:: DATA
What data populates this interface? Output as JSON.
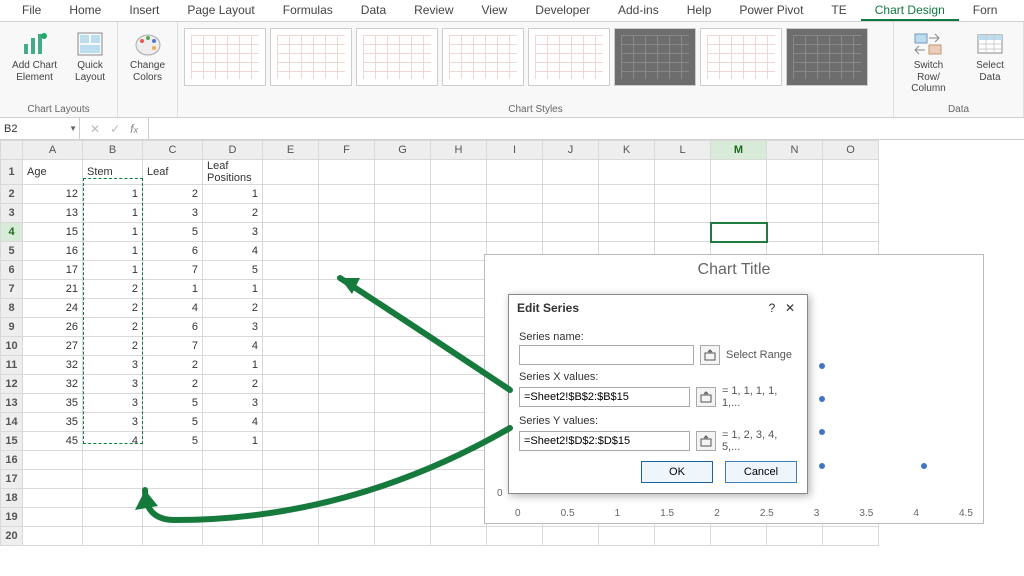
{
  "tabs": [
    "File",
    "Home",
    "Insert",
    "Page Layout",
    "Formulas",
    "Data",
    "Review",
    "View",
    "Developer",
    "Add-ins",
    "Help",
    "Power Pivot",
    "TE",
    "Chart Design",
    "Forn"
  ],
  "active_tab": "Chart Design",
  "ribbon": {
    "chart_layouts": {
      "add_chart_element": "Add Chart Element",
      "quick_layout": "Quick Layout",
      "group_label": "Chart Layouts"
    },
    "change_colors": "Change Colors",
    "chart_styles_label": "Chart Styles",
    "data_group": {
      "switch": "Switch Row/\nColumn",
      "select": "Select Data",
      "group_label": "Data"
    }
  },
  "namebox": "B2",
  "columns": [
    "A",
    "B",
    "C",
    "D",
    "E",
    "F",
    "G",
    "H",
    "I",
    "J",
    "K",
    "L",
    "M",
    "N",
    "O"
  ],
  "headers": {
    "A": "Age",
    "B": "Stem",
    "C": "Leaf",
    "D": "Leaf Positions"
  },
  "rows": [
    {
      "A": 12,
      "B": 1,
      "C": 2,
      "D": 1
    },
    {
      "A": 13,
      "B": 1,
      "C": 3,
      "D": 2
    },
    {
      "A": 15,
      "B": 1,
      "C": 5,
      "D": 3
    },
    {
      "A": 16,
      "B": 1,
      "C": 6,
      "D": 4
    },
    {
      "A": 17,
      "B": 1,
      "C": 7,
      "D": 5
    },
    {
      "A": 21,
      "B": 2,
      "C": 1,
      "D": 1
    },
    {
      "A": 24,
      "B": 2,
      "C": 4,
      "D": 2
    },
    {
      "A": 26,
      "B": 2,
      "C": 6,
      "D": 3
    },
    {
      "A": 27,
      "B": 2,
      "C": 7,
      "D": 4
    },
    {
      "A": 32,
      "B": 3,
      "C": 2,
      "D": 1
    },
    {
      "A": 32,
      "B": 3,
      "C": 2,
      "D": 2
    },
    {
      "A": 35,
      "B": 3,
      "C": 5,
      "D": 3
    },
    {
      "A": 35,
      "B": 3,
      "C": 5,
      "D": 4
    },
    {
      "A": 45,
      "B": 4,
      "C": 5,
      "D": 1
    }
  ],
  "row_count_visible": 20,
  "chart": {
    "title": "Chart Title",
    "x_ticks": [
      "0",
      "0.5",
      "1",
      "1.5",
      "2",
      "2.5",
      "3",
      "3.5",
      "4",
      "4.5"
    ],
    "y_zero": "0"
  },
  "chart_data": {
    "type": "scatter",
    "title": "Chart Title",
    "xlabel": "",
    "ylabel": "",
    "xlim": [
      0,
      4.5
    ],
    "ylim": [
      0,
      6
    ],
    "series": [
      {
        "name": "",
        "x": [
          1,
          1,
          1,
          1,
          1,
          2,
          2,
          2,
          2,
          3,
          3,
          3,
          3,
          4
        ],
        "y": [
          1,
          2,
          3,
          4,
          5,
          1,
          2,
          3,
          4,
          1,
          2,
          3,
          4,
          1
        ]
      }
    ]
  },
  "dialog": {
    "title": "Edit Series",
    "name_label": "Series name:",
    "name_value": "",
    "name_hint": "Select Range",
    "x_label": "Series X values:",
    "x_value": "=Sheet2!$B$2:$B$15",
    "x_preview": "= 1, 1, 1, 1, 1,...",
    "y_label": "Series Y values:",
    "y_value": "=Sheet2!$D$2:$D$15",
    "y_preview": "= 1, 2, 3, 4, 5,...",
    "ok": "OK",
    "cancel": "Cancel"
  }
}
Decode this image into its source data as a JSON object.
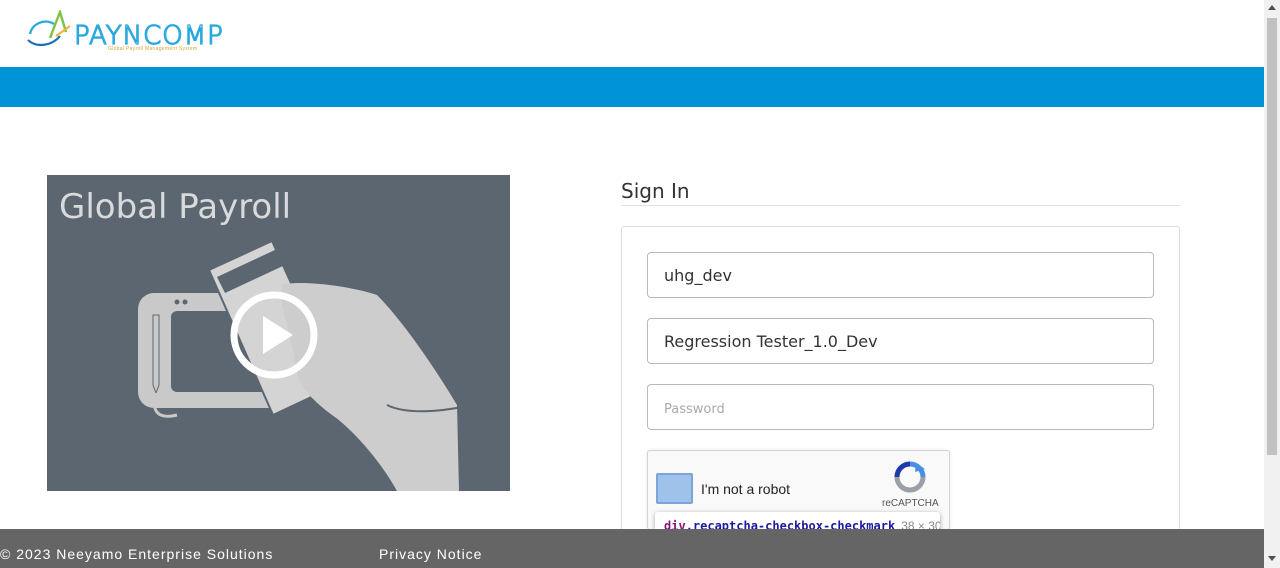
{
  "header": {
    "logo_text": "PAYNCOMP",
    "logo_tagline": "Global Payroll Management System"
  },
  "video": {
    "title": "Global Payroll",
    "play_icon": "play-icon"
  },
  "signin": {
    "title": "Sign In",
    "client_value": "uhg_dev",
    "user_value": "Regression Tester_1.0_Dev",
    "password_placeholder": "Password"
  },
  "captcha": {
    "label": "I'm not a robot",
    "brand": "reCAPTCHA",
    "tooltip_tag": "div",
    "tooltip_class": ".recaptcha-checkbox-checkmark",
    "tooltip_dims": "38 × 30"
  },
  "footer": {
    "copyright": "© 2023 Neeyamo Enterprise Solutions",
    "privacy": "Privacy Notice"
  },
  "colors": {
    "brand_blue": "#0093d6",
    "video_bg": "#5c6670",
    "footer_bg": "#656565"
  }
}
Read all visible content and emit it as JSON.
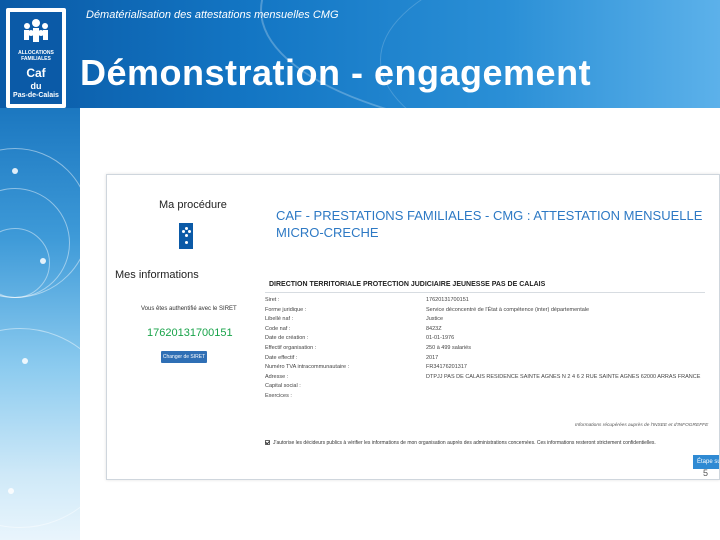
{
  "header": {
    "subtitle": "Dématérialisation des attestations mensuelles CMG",
    "title": "Démonstration - engagement"
  },
  "logo": {
    "line1": "ALLOCATIONS",
    "line2": "FAMILIALES",
    "line3": "Caf",
    "line4": "du",
    "line5": "Pas-de-Calais",
    "brand_color": "#0b5aa7"
  },
  "screenshot": {
    "sidebar": {
      "procedure_heading": "Ma procédure",
      "info_heading": "Mes informations",
      "auth_label": "Vous êtes authentifié avec le SIRET",
      "siret": "17620131700151",
      "change_button": "Changer de SIRET"
    },
    "main": {
      "procedure_title": "CAF - PRESTATIONS FAMILIALES - CMG : ATTESTATION MENSUELLE MICRO-CRECHE",
      "organization": "DIRECTION TERRITORIALE PROTECTION JUDICIAIRE JEUNESSE PAS DE CALAIS",
      "rows": [
        {
          "label": "Siret :",
          "value": "17620131700151"
        },
        {
          "label": "Forme juridique :",
          "value": "Service déconcentré de l'État à compétence (inter) départementale"
        },
        {
          "label": "Libellé naf :",
          "value": "Justice"
        },
        {
          "label": "Code naf :",
          "value": "8423Z"
        },
        {
          "label": "Date de création :",
          "value": "01-01-1976"
        },
        {
          "label": "Effectif organisation :",
          "value": "250 à 499 salariés"
        },
        {
          "label": "Date effectif :",
          "value": "2017"
        },
        {
          "label": "Numéro TVA intracommunautaire :",
          "value": "FR34176201317"
        },
        {
          "label": "Adresse :",
          "value": "DTPJJ PAS DE CALAIS RESIDENCE SAINTE AGNES N 2 4 6 2 RUE SAINTE AGNES 62000 ARRAS FRANCE"
        },
        {
          "label": "Capital social :",
          "value": ""
        },
        {
          "label": "Exercices :",
          "value": ""
        }
      ],
      "insee_note": "Informations récupérées auprès de l'INSEE et d'INFOGREFFE",
      "consent_text": "J'autorise les décideurs publics à vérifier les informations de mon organisation auprès des administrations concernées. Ces informations resteront strictement confidentielles.",
      "next_button": "Étape suiv"
    }
  },
  "page_number": "5",
  "colors": {
    "header_blue": "#1376c4",
    "title_blue": "#2d79c4",
    "siret_green": "#19a34a",
    "button_blue": "#2f8ad3"
  }
}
::::
● **TASK INSTRUCTIONS**:
Return the number of lines that include the word "Design", and nothing else.

● **WRITTEN ANSWER**:
2